[Task instructions] All material below is to be reproduced exactly.

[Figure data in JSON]
* start *
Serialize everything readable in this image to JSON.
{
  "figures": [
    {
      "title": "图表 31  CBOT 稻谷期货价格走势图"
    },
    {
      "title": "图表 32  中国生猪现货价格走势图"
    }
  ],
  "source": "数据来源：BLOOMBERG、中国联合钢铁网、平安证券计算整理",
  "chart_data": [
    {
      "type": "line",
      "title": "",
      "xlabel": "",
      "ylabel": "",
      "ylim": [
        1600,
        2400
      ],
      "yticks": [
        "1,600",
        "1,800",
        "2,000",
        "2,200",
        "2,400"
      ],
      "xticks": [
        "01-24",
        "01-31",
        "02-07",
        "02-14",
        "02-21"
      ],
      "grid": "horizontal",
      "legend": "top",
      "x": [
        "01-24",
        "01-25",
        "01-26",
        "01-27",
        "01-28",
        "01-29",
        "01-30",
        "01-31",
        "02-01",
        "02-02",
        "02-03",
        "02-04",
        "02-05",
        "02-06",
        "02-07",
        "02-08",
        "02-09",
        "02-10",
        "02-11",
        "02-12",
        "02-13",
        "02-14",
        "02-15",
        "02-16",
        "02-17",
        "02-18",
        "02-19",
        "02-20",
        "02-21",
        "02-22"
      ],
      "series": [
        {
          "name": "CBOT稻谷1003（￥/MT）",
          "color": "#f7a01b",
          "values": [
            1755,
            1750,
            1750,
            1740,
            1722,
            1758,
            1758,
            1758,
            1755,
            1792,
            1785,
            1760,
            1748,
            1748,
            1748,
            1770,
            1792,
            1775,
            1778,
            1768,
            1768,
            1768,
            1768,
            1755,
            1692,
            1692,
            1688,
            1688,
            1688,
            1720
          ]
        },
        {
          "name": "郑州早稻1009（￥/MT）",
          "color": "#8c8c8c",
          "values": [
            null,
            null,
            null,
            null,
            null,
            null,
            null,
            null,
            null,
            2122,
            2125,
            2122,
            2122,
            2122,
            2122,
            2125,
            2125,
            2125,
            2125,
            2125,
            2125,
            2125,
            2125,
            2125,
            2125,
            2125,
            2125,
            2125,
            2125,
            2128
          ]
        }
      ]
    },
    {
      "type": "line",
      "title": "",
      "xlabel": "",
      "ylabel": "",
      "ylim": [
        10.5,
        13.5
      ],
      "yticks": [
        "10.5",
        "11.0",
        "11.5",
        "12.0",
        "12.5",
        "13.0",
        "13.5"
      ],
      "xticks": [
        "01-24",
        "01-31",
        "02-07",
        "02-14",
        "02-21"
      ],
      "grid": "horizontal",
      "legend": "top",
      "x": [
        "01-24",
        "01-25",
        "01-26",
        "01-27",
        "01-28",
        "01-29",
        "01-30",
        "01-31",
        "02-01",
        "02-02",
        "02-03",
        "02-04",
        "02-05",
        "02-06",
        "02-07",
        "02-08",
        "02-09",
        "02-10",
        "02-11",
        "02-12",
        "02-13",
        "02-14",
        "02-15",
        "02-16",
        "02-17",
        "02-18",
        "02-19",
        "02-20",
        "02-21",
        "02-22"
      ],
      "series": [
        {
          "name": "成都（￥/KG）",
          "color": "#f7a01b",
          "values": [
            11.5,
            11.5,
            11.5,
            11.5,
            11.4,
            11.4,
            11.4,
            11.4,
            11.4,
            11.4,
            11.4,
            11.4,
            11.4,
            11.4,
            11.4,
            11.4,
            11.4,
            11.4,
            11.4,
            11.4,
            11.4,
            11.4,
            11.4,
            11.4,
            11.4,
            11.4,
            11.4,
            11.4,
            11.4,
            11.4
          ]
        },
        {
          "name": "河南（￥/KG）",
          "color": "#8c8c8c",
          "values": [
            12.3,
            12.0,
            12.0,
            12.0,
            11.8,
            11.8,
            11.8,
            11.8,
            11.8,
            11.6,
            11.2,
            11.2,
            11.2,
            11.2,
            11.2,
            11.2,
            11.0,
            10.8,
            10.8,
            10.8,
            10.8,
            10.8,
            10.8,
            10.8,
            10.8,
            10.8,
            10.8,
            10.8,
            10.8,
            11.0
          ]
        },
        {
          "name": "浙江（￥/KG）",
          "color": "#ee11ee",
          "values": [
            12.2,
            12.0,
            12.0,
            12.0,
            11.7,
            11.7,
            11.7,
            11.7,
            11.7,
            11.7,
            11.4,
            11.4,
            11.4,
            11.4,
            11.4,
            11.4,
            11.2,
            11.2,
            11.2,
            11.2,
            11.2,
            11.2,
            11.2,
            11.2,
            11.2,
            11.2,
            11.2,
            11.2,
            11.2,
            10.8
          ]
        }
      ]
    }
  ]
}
* end *
[Result]
Serialize everything readable in this image to JSON.
{
  "figures": [
    {
      "title": "图表 31  CBOT 稻谷期货价格走势图"
    },
    {
      "title": "图表 32  中国生猪现货价格走势图"
    }
  ],
  "source": "数据来源：BLOOMBERG、中国联合钢铁网、平安证券计算整理",
  "chart_data": [
    {
      "type": "line",
      "title": "",
      "xlabel": "",
      "ylabel": "",
      "ylim": [
        1600,
        2400
      ],
      "yticks": [
        "1,600",
        "1,800",
        "2,000",
        "2,200",
        "2,400"
      ],
      "xticks": [
        "01-24",
        "01-31",
        "02-07",
        "02-14",
        "02-21"
      ],
      "grid": "horizontal",
      "legend": "top",
      "x": [
        "01-24",
        "01-25",
        "01-26",
        "01-27",
        "01-28",
        "01-29",
        "01-30",
        "01-31",
        "02-01",
        "02-02",
        "02-03",
        "02-04",
        "02-05",
        "02-06",
        "02-07",
        "02-08",
        "02-09",
        "02-10",
        "02-11",
        "02-12",
        "02-13",
        "02-14",
        "02-15",
        "02-16",
        "02-17",
        "02-18",
        "02-19",
        "02-20",
        "02-21",
        "02-22"
      ],
      "series": [
        {
          "name": "CBOT稻谷1003（￥/MT）",
          "color": "#f7a01b",
          "values": [
            1755,
            1750,
            1750,
            1740,
            1722,
            1758,
            1758,
            1758,
            1755,
            1792,
            1785,
            1760,
            1748,
            1748,
            1748,
            1770,
            1792,
            1775,
            1778,
            1768,
            1768,
            1768,
            1768,
            1755,
            1692,
            1692,
            1688,
            1688,
            1688,
            1720
          ]
        },
        {
          "name": "郑州早稻1009（￥/MT）",
          "color": "#8c8c8c",
          "values": [
            null,
            null,
            null,
            null,
            null,
            null,
            null,
            null,
            null,
            2122,
            2125,
            2122,
            2122,
            2122,
            2122,
            2125,
            2125,
            2125,
            2125,
            2125,
            2125,
            2125,
            2125,
            2125,
            2125,
            2125,
            2125,
            2125,
            2125,
            2128
          ]
        }
      ]
    },
    {
      "type": "line",
      "title": "",
      "xlabel": "",
      "ylabel": "",
      "ylim": [
        10.5,
        13.5
      ],
      "yticks": [
        "10.5",
        "11.0",
        "11.5",
        "12.0",
        "12.5",
        "13.0",
        "13.5"
      ],
      "xticks": [
        "01-24",
        "01-31",
        "02-07",
        "02-14",
        "02-21"
      ],
      "grid": "horizontal",
      "legend": "top",
      "x": [
        "01-24",
        "01-25",
        "01-26",
        "01-27",
        "01-28",
        "01-29",
        "01-30",
        "01-31",
        "02-01",
        "02-02",
        "02-03",
        "02-04",
        "02-05",
        "02-06",
        "02-07",
        "02-08",
        "02-09",
        "02-10",
        "02-11",
        "02-12",
        "02-13",
        "02-14",
        "02-15",
        "02-16",
        "02-17",
        "02-18",
        "02-19",
        "02-20",
        "02-21",
        "02-22"
      ],
      "series": [
        {
          "name": "成都（￥/KG）",
          "color": "#f7a01b",
          "values": [
            11.5,
            11.5,
            11.5,
            11.5,
            11.4,
            11.4,
            11.4,
            11.4,
            11.4,
            11.4,
            11.4,
            11.4,
            11.4,
            11.4,
            11.4,
            11.4,
            11.4,
            11.4,
            11.4,
            11.4,
            11.4,
            11.4,
            11.4,
            11.4,
            11.4,
            11.4,
            11.4,
            11.4,
            11.4,
            11.4
          ]
        },
        {
          "name": "河南（￥/KG）",
          "color": "#8c8c8c",
          "values": [
            12.3,
            12.0,
            12.0,
            12.0,
            11.8,
            11.8,
            11.8,
            11.8,
            11.8,
            11.6,
            11.2,
            11.2,
            11.2,
            11.2,
            11.2,
            11.2,
            11.0,
            10.8,
            10.8,
            10.8,
            10.8,
            10.8,
            10.8,
            10.8,
            10.8,
            10.8,
            10.8,
            10.8,
            10.8,
            11.0
          ]
        },
        {
          "name": "浙江（￥/KG）",
          "color": "#ee11ee",
          "values": [
            12.2,
            12.0,
            12.0,
            12.0,
            11.7,
            11.7,
            11.7,
            11.7,
            11.7,
            11.7,
            11.4,
            11.4,
            11.4,
            11.4,
            11.4,
            11.4,
            11.2,
            11.2,
            11.2,
            11.2,
            11.2,
            11.2,
            11.2,
            11.2,
            11.2,
            11.2,
            11.2,
            11.2,
            11.2,
            10.8
          ]
        }
      ]
    }
  ]
}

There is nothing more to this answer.